State only how many lines contain the string "vinšoval".
[begin Raw records]
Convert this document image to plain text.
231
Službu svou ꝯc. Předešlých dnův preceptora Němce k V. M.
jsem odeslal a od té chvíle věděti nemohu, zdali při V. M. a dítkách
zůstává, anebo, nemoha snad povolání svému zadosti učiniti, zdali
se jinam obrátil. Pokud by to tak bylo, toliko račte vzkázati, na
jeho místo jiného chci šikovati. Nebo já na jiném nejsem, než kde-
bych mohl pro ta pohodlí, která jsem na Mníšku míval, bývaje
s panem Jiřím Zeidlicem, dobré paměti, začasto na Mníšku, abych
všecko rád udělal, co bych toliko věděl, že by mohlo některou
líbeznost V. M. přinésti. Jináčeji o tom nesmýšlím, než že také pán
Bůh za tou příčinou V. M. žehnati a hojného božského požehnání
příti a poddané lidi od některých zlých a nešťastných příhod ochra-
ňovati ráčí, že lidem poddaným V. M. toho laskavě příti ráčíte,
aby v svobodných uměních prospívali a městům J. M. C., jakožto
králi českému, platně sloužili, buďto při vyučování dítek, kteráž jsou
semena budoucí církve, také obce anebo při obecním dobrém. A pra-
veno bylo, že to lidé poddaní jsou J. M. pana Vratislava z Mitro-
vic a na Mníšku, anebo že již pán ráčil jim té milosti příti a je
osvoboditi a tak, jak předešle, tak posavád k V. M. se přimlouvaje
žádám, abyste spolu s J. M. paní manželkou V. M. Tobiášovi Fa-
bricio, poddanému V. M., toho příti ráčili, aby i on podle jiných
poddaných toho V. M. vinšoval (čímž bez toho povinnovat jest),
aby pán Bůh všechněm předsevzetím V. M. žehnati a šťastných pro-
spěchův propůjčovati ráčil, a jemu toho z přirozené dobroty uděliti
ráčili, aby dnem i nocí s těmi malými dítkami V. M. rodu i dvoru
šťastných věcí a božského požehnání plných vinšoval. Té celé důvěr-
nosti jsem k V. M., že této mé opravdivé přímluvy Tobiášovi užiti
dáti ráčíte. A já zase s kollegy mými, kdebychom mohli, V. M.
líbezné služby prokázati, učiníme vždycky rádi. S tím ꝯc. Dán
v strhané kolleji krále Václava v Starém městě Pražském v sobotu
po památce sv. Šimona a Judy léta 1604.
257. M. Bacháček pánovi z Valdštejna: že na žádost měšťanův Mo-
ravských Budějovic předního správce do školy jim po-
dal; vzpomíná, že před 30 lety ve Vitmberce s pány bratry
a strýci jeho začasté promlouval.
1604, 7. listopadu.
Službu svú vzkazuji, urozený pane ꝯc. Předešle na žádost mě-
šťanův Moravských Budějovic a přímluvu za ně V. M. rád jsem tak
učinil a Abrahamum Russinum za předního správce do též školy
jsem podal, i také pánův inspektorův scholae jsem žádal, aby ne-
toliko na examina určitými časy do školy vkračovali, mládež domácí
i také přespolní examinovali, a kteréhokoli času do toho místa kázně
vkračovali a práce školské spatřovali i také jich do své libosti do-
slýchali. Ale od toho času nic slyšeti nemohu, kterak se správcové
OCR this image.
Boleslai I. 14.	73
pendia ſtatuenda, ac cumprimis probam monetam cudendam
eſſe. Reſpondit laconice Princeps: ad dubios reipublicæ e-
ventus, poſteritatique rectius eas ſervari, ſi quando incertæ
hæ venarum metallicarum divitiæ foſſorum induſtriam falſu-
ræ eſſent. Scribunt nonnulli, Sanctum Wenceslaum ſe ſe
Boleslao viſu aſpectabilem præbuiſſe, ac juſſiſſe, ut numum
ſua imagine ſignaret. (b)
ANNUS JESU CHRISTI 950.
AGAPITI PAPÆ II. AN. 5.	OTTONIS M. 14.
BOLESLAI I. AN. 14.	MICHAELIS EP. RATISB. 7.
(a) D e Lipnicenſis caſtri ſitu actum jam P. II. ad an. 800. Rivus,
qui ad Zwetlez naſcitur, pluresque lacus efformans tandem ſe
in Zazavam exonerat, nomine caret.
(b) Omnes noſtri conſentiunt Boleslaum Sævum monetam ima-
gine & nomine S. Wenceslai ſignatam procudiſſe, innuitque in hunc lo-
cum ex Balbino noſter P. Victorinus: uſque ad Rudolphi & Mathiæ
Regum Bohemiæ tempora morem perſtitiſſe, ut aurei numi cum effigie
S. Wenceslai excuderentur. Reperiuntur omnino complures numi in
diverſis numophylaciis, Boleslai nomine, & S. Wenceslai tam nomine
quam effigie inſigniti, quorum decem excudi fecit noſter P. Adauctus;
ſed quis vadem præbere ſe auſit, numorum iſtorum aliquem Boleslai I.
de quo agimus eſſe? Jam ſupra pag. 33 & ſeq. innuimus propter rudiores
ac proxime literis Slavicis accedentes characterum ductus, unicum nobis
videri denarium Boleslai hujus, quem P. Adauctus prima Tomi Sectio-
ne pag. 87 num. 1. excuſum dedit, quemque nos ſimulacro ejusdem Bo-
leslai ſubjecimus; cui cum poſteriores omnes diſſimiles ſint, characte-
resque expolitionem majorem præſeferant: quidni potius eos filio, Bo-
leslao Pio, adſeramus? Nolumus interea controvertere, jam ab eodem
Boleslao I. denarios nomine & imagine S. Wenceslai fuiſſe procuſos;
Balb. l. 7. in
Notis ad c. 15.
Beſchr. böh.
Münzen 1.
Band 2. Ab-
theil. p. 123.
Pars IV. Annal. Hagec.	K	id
[end Raw records]
Output of the exercise.
2